▶ [Sumber]
Dunia hukum kembali
mengalami dilema. Bupati Gunung Mas yang “ditangkap” KPK
dalam kasus “penyuapan” Ketua MK yang sudah terpilih
“harus dilantik”. Kata-kata “harus dilantik”
merupakan kesan penulis dari “kengototan” Mendagri ketika
memberikan pendapat di berbagai media dalam peristiwa ini.
KPK sebagai lembaga yang
melakukan penahanan sudah bersikap. Tidak akan memberikan izin kepada
Mendagri untuk melantiknya. Sementara Mendagri “kesulitan”
menjelaskan skenario lain selain “hanya akan tetap melantik”.
Dalam berbagai tayangan
di media massa, penulis menangkap kesan, argumentasi yang dipaparkan
pihak yang “menolak” melantik masih menimbulkan persoalan
dari ketatanegaraan.
Pertama. Mendagri
menggunakan berbagai instrumen hukum konvensional untuk tetap
melantik. Dengan menguraikan berbagai contoh, Mendagri memastikan,
setelah melantik Bupati Gunung Mas, maka Mendagri bersedia
“memberhentikan sementara” apabila Bupati Gunung Mas telah
dinyatakan “terdakwa”.
Rumusan ini yang tetap
dipegang oleh Mendagri. Entah dengan alasan inilah, maka argumentasi
yang dipaparkan oleh Mendagri “sedikit” lebih aman.
KPK baik yang telah
disampaikan oleh Adnan Pandu dan Bambang Widjayanto menggunakan
pendekatan “kejahatan korupsi adalah kejahatan extra ordinancy
crime” sehingga diperlukan cara-cara yang luar biasa.
Dari tema ini, tanpa
menghilangkan semangat melawan korupsi, argumentasi yang disampaikan
oleh Adnan dan BW “kurang tepat”.
Betul. Kita melawan
korupsi dan menetapkan korupsi sebagai kejahatan yang bersifat “extra
ordinancy crime”. Tapi membantah dengan nilai yang disampaikan
dengan konteks hukum formal, kurang menemukan relevansinya. Sehingga
argumentasi yang disampaikan pihak KPK tidak relevan dengan
argumentasi yang telah dipaparkan.
Kedua. Mendagri
menggunakan argumentasi “tidak ada boleh kekuasaan yang kosong
(rechtvacuum)”. Argumentasi ini sudah sering dipergunakan baik
dalam mengisi kekuasaan yang kosong maupun sebagai term ilmu
ketatanegaraan yang tidak boleh ditoleransi.

▶ [Materi yang Diberikan]
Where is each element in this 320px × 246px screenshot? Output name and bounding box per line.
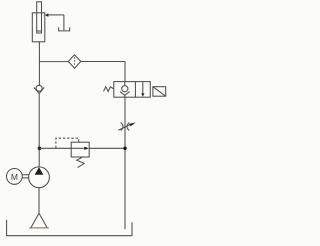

▶ [Yang Dikerjakan]
(a) Menurut tulisan tentang Bupati Gunung Mas, kapan Mendagri bersedia memberhentikan sementara bupati itu?
(b) Tuliskan kembali tanpa perubahan bagian tulisan tentang Bupati Gunung Mas mulai dari "Dunia hukum kembali" sampai dengan "dalam peristiwa ini.".
Materi ini berdiri sendiri dan terpisah dari tulisan tentang Bupati Gunung Mas.

▶ [Jawaban Tiap Tugas]
(a) Setelah Bupati Gunung Mas dinyatakan "terdakwa".

(b)
Dunia hukum kembali
mengalami dilema. Bupati Gunung Mas yang “ditangkap” KPK
dalam kasus “penyuapan” Ketua MK yang sudah terpilih
“harus dilantik”. Kata-kata “harus dilantik”
merupakan kesan penulis dari “kengototan” Mendagri ketika
memberikan pendapat di berbagai media dalam peristiwa ini.